=== Data records ===
══════════════════════════════
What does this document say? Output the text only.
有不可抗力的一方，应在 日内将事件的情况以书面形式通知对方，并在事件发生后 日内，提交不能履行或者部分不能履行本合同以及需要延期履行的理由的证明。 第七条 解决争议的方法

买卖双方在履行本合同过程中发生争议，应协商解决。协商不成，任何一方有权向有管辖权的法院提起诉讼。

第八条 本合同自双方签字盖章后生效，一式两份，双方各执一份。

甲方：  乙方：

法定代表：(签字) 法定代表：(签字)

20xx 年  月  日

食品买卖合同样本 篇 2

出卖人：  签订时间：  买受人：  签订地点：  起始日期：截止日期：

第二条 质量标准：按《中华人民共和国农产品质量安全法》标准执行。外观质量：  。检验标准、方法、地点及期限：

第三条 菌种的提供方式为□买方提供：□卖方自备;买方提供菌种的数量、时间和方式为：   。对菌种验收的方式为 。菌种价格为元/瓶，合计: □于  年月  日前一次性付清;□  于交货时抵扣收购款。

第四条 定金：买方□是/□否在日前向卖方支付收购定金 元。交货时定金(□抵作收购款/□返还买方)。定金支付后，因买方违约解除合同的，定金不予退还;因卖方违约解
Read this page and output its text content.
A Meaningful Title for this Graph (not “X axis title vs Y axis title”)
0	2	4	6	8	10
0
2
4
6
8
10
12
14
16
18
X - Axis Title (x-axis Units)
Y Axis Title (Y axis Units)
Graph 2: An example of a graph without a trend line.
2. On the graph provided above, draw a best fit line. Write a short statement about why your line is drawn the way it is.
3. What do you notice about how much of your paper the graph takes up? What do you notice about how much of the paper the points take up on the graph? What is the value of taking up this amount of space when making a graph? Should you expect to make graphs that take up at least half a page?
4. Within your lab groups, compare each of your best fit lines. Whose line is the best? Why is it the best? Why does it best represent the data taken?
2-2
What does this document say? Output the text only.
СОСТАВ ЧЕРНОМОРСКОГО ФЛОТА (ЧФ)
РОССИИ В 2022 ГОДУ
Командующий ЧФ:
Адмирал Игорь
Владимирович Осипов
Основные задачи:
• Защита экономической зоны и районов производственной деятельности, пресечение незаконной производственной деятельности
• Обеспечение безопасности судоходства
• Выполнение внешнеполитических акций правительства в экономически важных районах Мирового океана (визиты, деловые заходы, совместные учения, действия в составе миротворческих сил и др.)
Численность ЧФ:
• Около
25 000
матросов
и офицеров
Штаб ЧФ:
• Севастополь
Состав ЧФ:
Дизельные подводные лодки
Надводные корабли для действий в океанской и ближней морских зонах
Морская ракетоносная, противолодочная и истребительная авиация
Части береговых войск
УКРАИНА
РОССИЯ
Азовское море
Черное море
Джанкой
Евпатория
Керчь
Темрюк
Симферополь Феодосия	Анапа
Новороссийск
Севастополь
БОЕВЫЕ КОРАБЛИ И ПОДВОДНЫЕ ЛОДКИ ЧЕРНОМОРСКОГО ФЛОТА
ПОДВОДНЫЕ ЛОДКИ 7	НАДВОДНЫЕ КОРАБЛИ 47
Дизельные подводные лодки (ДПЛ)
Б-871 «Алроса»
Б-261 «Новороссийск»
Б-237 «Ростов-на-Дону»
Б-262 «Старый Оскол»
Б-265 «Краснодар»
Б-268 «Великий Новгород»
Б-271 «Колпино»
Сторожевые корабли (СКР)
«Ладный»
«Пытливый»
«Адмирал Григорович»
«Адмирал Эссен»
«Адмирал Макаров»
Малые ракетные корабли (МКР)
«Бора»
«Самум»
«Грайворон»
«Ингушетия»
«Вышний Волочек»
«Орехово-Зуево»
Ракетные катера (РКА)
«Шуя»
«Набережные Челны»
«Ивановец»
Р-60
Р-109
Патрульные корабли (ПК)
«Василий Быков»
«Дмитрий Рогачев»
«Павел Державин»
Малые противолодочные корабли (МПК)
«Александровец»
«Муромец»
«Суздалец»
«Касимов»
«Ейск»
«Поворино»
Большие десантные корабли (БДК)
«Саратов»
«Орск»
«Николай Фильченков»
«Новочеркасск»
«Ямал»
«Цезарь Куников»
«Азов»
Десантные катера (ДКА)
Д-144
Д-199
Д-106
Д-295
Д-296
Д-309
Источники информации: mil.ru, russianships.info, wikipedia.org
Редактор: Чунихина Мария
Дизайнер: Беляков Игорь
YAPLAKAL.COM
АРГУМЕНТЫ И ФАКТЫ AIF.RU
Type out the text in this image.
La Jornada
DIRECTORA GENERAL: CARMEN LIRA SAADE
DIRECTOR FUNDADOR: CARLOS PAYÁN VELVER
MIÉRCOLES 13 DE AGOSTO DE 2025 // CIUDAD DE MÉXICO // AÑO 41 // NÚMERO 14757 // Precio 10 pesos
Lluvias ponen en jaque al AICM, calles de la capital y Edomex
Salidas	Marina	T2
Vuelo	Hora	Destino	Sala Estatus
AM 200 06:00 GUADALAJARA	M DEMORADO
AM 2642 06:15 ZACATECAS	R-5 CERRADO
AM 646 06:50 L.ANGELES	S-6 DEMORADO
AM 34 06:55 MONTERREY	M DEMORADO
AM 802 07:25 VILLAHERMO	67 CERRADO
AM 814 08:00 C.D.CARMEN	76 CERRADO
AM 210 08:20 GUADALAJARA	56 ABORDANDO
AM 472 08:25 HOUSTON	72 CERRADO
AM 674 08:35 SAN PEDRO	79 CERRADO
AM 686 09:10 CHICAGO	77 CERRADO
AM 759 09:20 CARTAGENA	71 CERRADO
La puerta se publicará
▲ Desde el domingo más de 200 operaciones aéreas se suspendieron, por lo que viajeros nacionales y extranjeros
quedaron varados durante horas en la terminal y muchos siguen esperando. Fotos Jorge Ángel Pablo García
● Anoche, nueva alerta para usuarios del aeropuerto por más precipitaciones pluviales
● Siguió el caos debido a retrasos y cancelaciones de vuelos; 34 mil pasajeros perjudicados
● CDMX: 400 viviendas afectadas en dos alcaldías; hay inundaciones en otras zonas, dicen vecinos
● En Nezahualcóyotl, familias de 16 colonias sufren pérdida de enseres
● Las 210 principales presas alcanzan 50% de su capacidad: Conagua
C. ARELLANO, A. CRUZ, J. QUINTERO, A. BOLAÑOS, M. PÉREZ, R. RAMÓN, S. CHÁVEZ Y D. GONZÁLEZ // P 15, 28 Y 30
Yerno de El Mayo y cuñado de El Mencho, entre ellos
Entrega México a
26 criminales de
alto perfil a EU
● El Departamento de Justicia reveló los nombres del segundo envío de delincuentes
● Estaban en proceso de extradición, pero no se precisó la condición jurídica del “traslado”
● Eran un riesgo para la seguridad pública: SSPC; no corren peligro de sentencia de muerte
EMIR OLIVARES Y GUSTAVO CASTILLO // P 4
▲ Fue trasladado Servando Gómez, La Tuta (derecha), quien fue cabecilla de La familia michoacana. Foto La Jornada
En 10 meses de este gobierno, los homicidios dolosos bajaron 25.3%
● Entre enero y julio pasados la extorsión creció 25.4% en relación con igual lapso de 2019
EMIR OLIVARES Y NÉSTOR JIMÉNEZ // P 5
══════════════════════════════
=== Task instructions ===
Each line in the material above must be retyped without alteration.

=== Problem solution ===
What does this document say? Output the text only.
有不可抗力的一方，应在 日内将事件的情况以书面形式通知对方，并在事件发生后 日内，提交不能履行或者部分不能履行本合同以及需要延期履行的理由的证明。 第七条 解决争议的方法

买卖双方在履行本合同过程中发生争议，应协商解决。协商不成，任何一方有权向有管辖权的法院提起诉讼。

第八条 本合同自双方签字盖章后生效，一式两份，双方各执一份。

甲方：  乙方：

法定代表：(签字) 法定代表：(签字)

20xx 年  月  日

食品买卖合同样本 篇 2

出卖人：  签订时间：  买受人：  签订地点：  起始日期：截止日期：

第二条 质量标准：按《中华人民共和国农产品质量安全法》标准执行。外观质量：  。检验标准、方法、地点及期限：

第三条 菌种的提供方式为□买方提供：□卖方自备;买方提供菌种的数量、时间和方式为：   。对菌种验收的方式为 。菌种价格为元/瓶，合计: □于  年月  日前一次性付清;□  于交货时抵扣收购款。

第四条 定金：买方□是/□否在日前向卖方支付收购定金 元。交货时定金(□抵作收购款/□返还买方)。定金支付后，因买方违约解除合同的，定金不予退还;因卖方违约解
Read this page and output its text content.
A Meaningful Title for this Graph (not “X axis title vs Y axis title”)
0	2	4	6	8	10
0
2
4
6
8
10
12
14
16
18
X - Axis Title (x-axis Units)
Y Axis Title (Y axis Units)
Graph 2: An example of a graph without a trend line.
2. On the graph provided above, draw a best fit line. Write a short statement about why your line is drawn the way it is.
3. What do you notice about how much of your paper the graph takes up? What do you notice about how much of the paper the points take up on the graph? What is the value of taking up this amount of space when making a graph? Should you expect to make graphs that take up at least half a page?
4. Within your lab groups, compare each of your best fit lines. Whose line is the best? Why is it the best? Why does it best represent the data taken?
2-2
What does this document say? Output the text only.
СОСТАВ ЧЕРНОМОРСКОГО ФЛОТА (ЧФ)
РОССИИ В 2022 ГОДУ
Командующий ЧФ:
Адмирал Игорь
Владимирович Осипов
Основные задачи:
• Защита экономической зоны и районов производственной деятельности, пресечение незаконной производственной деятельности
• Обеспечение безопасности судоходства
• Выполнение внешнеполитических акций правительства в экономически важных районах Мирового океана (визиты, деловые заходы, совместные учения, действия в составе миротворческих сил и др.)
Численность ЧФ:
• Около
25 000
матросов
и офицеров
Штаб ЧФ:
• Севастополь
Состав ЧФ:
Дизельные подводные лодки
Надводные корабли для действий в океанской и ближней морских зонах
Морская ракетоносная, противолодочная и истребительная авиация
Части береговых войск
УКРАИНА
РОССИЯ
Азовское море
Черное море
Джанкой
Евпатория
Керчь
Темрюк
Симферополь Феодосия	Анапа
Новороссийск
Севастополь
БОЕВЫЕ КОРАБЛИ И ПОДВОДНЫЕ ЛОДКИ ЧЕРНОМОРСКОГО ФЛОТА
ПОДВОДНЫЕ ЛОДКИ 7	НАДВОДНЫЕ КОРАБЛИ 47
Дизельные подводные лодки (ДПЛ)
Б-871 «Алроса»
Б-261 «Новороссийск»
Б-237 «Ростов-на-Дону»
Б-262 «Старый Оскол»
Б-265 «Краснодар»
Б-268 «Великий Новгород»
Б-271 «Колпино»
Сторожевые корабли (СКР)
«Ладный»
«Пытливый»
«Адмирал Григорович»
«Адмирал Эссен»
«Адмирал Макаров»
Малые ракетные корабли (МКР)
«Бора»
«Самум»
«Грайворон»
«Ингушетия»
«Вышний Волочек»
«Орехово-Зуево»
Ракетные катера (РКА)
«Шуя»
«Набережные Челны»
«Ивановец»
Р-60
Р-109
Патрульные корабли (ПК)
«Василий Быков»
«Дмитрий Рогачев»
«Павел Державин»
Малые противолодочные корабли (МПК)
«Александровец»
«Муромец»
«Суздалец»
«Касимов»
«Ейск»
«Поворино»
Большие десантные корабли (БДК)
«Саратов»
«Орск»
«Николай Фильченков»
«Новочеркасск»
«Ямал»
«Цезарь Куников»
«Азов»
Десантные катера (ДКА)
Д-144
Д-199
Д-106
Д-295
Д-296
Д-309
Источники информации: mil.ru, russianships.info, wikipedia.org
Редактор: Чунихина Мария
Дизайнер: Беляков Игорь
YAPLAKAL.COM
АРГУМЕНТЫ И ФАКТЫ AIF.RU
Type out the text in this image.
La Jornada
DIRECTORA GENERAL: CARMEN LIRA SAADE
DIRECTOR FUNDADOR: CARLOS PAYÁN VELVER
MIÉRCOLES 13 DE AGOSTO DE 2025 // CIUDAD DE MÉXICO // AÑO 41 // NÚMERO 14757 // Precio 10 pesos
Lluvias ponen en jaque al AICM, calles de la capital y Edomex
Salidas	Marina	T2
Vuelo	Hora	Destino	Sala Estatus
AM 200 06:00 GUADALAJARA	M DEMORADO
AM 2642 06:15 ZACATECAS	R-5 CERRADO
AM 646 06:50 L.ANGELES	S-6 DEMORADO
AM 34 06:55 MONTERREY	M DEMORADO
AM 802 07:25 VILLAHERMO	67 CERRADO
AM 814 08:00 C.D.CARMEN	76 CERRADO
AM 210 08:20 GUADALAJARA	56 ABORDANDO
AM 472 08:25 HOUSTON	72 CERRADO
AM 674 08:35 SAN PEDRO	79 CERRADO
AM 686 09:10 CHICAGO	77 CERRADO
AM 759 09:20 CARTAGENA	71 CERRADO
La puerta se publicará
▲ Desde el domingo más de 200 operaciones aéreas se suspendieron, por lo que viajeros nacionales y extranjeros
quedaron varados durante horas en la terminal y muchos siguen esperando. Fotos Jorge Ángel Pablo García
● Anoche, nueva alerta para usuarios del aeropuerto por más precipitaciones pluviales
● Siguió el caos debido a retrasos y cancelaciones de vuelos; 34 mil pasajeros perjudicados
● CDMX: 400 viviendas afectadas en dos alcaldías; hay inundaciones en otras zonas, dicen vecinos
● En Nezahualcóyotl, familias de 16 colonias sufren pérdida de enseres
● Las 210 principales presas alcanzan 50% de su capacidad: Conagua
C. ARELLANO, A. CRUZ, J. QUINTERO, A. BOLAÑOS, M. PÉREZ, R. RAMÓN, S. CHÁVEZ Y D. GONZÁLEZ // P 15, 28 Y 30
Yerno de El Mayo y cuñado de El Mencho, entre ellos
Entrega México a
26 criminales de
alto perfil a EU
● El Departamento de Justicia reveló los nombres del segundo envío de delincuentes
● Estaban en proceso de extradición, pero no se precisó la condición jurídica del “traslado”
● Eran un riesgo para la seguridad pública: SSPC; no corren peligro de sentencia de muerte
EMIR OLIVARES Y GUSTAVO CASTILLO // P 4
▲ Fue trasladado Servando Gómez, La Tuta (derecha), quien fue cabecilla de La familia michoacana. Foto La Jornada
En 10 meses de este gobierno, los homicidios dolosos bajaron 25.3%
● Entre enero y julio pasados la extorsión creció 25.4% en relación con igual lapso de 2019
EMIR OLIVARES Y NÉSTOR JIMÉNEZ // P 5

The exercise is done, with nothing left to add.